▸ **Exercise description**
Return all of the data exactly, with nothing left out but the pictures.

▸ **Dataset records**
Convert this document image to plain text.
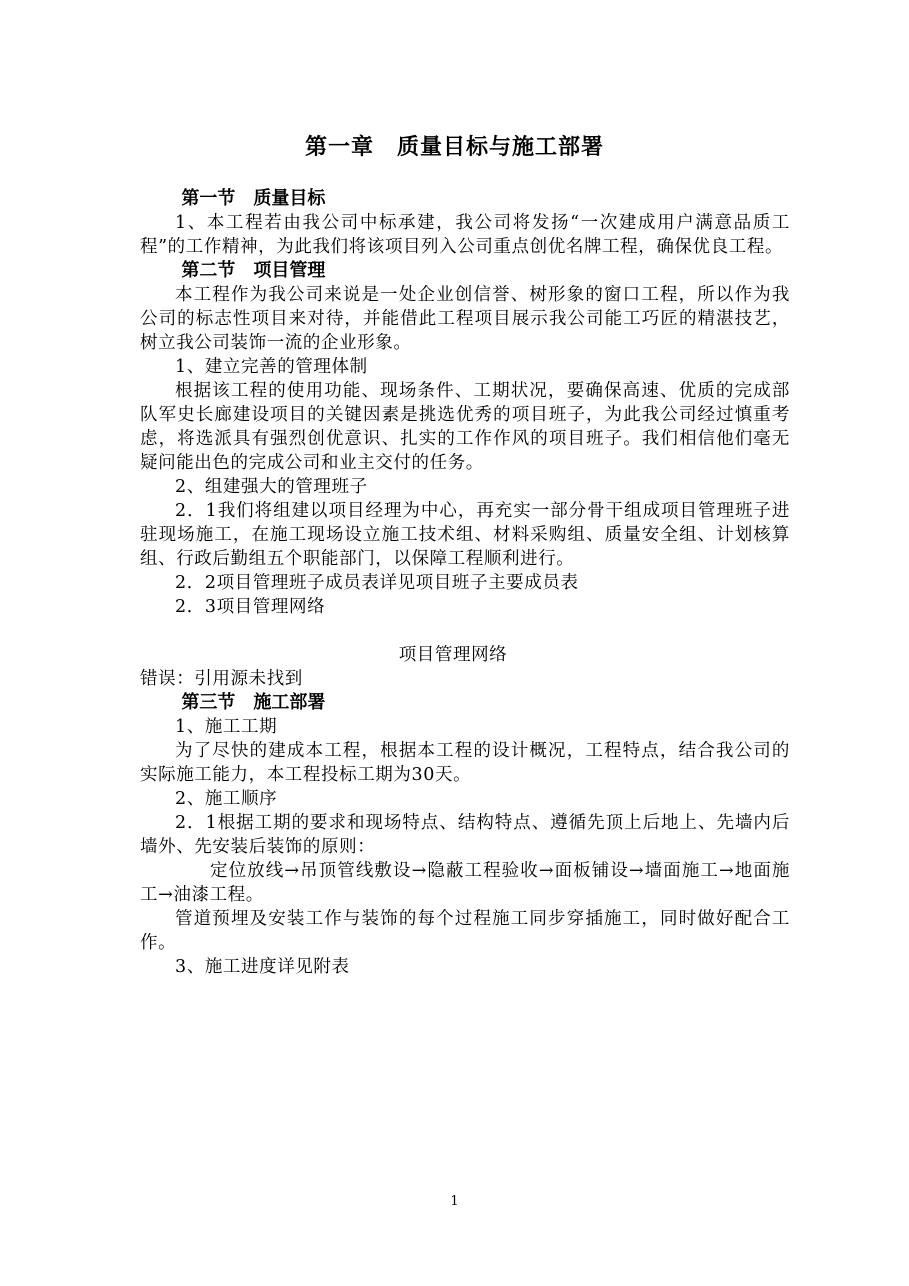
第一章　质量目标与施工部署
第一节　质量目标

1、本工程若由我公司中标承建，我公司将发扬“一次建成用户满意品质工程”的工作精神，为此我们将该项目列入公司重点创优名牌工程，确保优良工程。

第二节　项目管理

本工程作为我公司来说是一处企业创信誉、树形象的窗口工程，所以作为我公司的标志性项目来对待，并能借此工程项目展示我公司能工巧匠的精湛技艺，树立我公司装饰一流的企业形象。

1、建立完善的管理体制

根据该工程的使用功能、现场条件、工期状况，要确保高速、优质的完成部队军史长廊建设项目的关键因素是挑选优秀的项目班子，为此我公司经过慎重考虑，将选派具有强烈创优意识、扎实的工作作风的项目班子。我们相信他们毫无疑问能出色的完成公司和业主交付的任务。

2、组建强大的管理班子

2．1我们将组建以项目经理为中心，再充实一部分骨干组成项目管理班子进驻现场施工，在施工现场设立施工技术组、材料采购组、质量安全组、计划核算组、行政后勤组五个职能部门，以保障工程顺利进行。

2．2项目管理班子成员表详见项目班子主要成员表

2．3项目管理网络

项目管理网络

错误：引用源未找到

第三节　施工部署

1、施工工期

为了尽快的建成本工程，根据本工程的设计概况，工程特点，结合我公司的实际施工能力，本工程投标工期为30天。

2、施工顺序

2．1根据工期的要求和现场特点、结构特点、遵循先顶上后地上、先墙内后墙外、先安装后装饰的原则：

定位放线→吊顶管线敷设→隐蔽工程验收→面板铺设→墙面施工→地面施工→油漆工程。

管道预埋及安装工作与装饰的每个过程施工同步穿插施工，同时做好配合工作。

3、施工进度详见附表

1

▸ **Solution to this task**
Convert this document image to plain text.
第一章　质量目标与施工部署
第一节　质量目标

1、本工程若由我公司中标承建，我公司将发扬“一次建成用户满意品质工程”的工作精神，为此我们将该项目列入公司重点创优名牌工程，确保优良工程。

第二节　项目管理

本工程作为我公司来说是一处企业创信誉、树形象的窗口工程，所以作为我公司的标志性项目来对待，并能借此工程项目展示我公司能工巧匠的精湛技艺，树立我公司装饰一流的企业形象。

1、建立完善的管理体制

根据该工程的使用功能、现场条件、工期状况，要确保高速、优质的完成部队军史长廊建设项目的关键因素是挑选优秀的项目班子，为此我公司经过慎重考虑，将选派具有强烈创优意识、扎实的工作作风的项目班子。我们相信他们毫无疑问能出色的完成公司和业主交付的任务。

2、组建强大的管理班子

2．1我们将组建以项目经理为中心，再充实一部分骨干组成项目管理班子进驻现场施工，在施工现场设立施工技术组、材料采购组、质量安全组、计划核算组、行政后勤组五个职能部门，以保障工程顺利进行。

2．2项目管理班子成员表详见项目班子主要成员表

2．3项目管理网络

项目管理网络

错误：引用源未找到

第三节　施工部署

1、施工工期

为了尽快的建成本工程，根据本工程的设计概况，工程特点，结合我公司的实际施工能力，本工程投标工期为30天。

2、施工顺序

2．1根据工期的要求和现场特点、结构特点、遵循先顶上后地上、先墙内后墙外、先安装后装饰的原则：

定位放线→吊顶管线敷设→隐蔽工程验收→面板铺设→墙面施工→地面施工→油漆工程。

管道预埋及安装工作与装饰的每个过程施工同步穿插施工，同时做好配合工作。

3、施工进度详见附表

1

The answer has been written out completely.